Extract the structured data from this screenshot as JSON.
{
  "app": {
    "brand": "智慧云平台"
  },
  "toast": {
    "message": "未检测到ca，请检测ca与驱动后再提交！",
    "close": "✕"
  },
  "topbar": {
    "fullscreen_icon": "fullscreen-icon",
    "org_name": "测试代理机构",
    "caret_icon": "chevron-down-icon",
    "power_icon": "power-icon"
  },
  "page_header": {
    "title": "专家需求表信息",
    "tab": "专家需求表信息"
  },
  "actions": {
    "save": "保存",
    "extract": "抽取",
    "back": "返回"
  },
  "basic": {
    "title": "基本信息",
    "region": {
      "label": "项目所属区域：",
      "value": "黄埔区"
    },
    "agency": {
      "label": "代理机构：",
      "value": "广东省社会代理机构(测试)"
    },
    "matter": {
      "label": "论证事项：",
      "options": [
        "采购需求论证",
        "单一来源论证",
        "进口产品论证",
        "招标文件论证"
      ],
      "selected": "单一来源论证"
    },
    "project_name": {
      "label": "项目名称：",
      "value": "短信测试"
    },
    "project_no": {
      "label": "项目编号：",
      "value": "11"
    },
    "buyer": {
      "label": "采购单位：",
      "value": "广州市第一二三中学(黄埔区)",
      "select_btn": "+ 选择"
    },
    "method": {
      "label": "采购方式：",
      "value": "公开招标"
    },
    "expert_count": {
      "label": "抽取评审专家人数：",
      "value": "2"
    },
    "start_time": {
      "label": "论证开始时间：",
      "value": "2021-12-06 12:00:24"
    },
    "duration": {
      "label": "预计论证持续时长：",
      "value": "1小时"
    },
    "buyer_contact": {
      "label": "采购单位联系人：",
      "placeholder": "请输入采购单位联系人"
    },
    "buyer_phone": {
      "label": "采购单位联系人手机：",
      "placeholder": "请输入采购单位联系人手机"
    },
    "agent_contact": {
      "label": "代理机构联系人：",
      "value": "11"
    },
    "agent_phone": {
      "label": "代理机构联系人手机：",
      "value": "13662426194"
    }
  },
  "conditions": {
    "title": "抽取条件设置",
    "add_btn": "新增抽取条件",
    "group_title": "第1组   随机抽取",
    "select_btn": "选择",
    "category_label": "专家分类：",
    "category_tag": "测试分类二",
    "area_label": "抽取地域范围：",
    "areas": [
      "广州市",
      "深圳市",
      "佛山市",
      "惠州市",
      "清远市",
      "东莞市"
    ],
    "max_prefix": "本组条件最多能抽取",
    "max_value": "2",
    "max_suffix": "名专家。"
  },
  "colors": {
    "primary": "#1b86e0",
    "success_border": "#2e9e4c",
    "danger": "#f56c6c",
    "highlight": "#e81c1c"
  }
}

----------------------------------------

Aim: Copy out every line from the records that has the word "placeholder".

Correct response:
      "placeholder": "请输入采购单位联系人"
      "placeholder": "请输入采购单位联系人手机"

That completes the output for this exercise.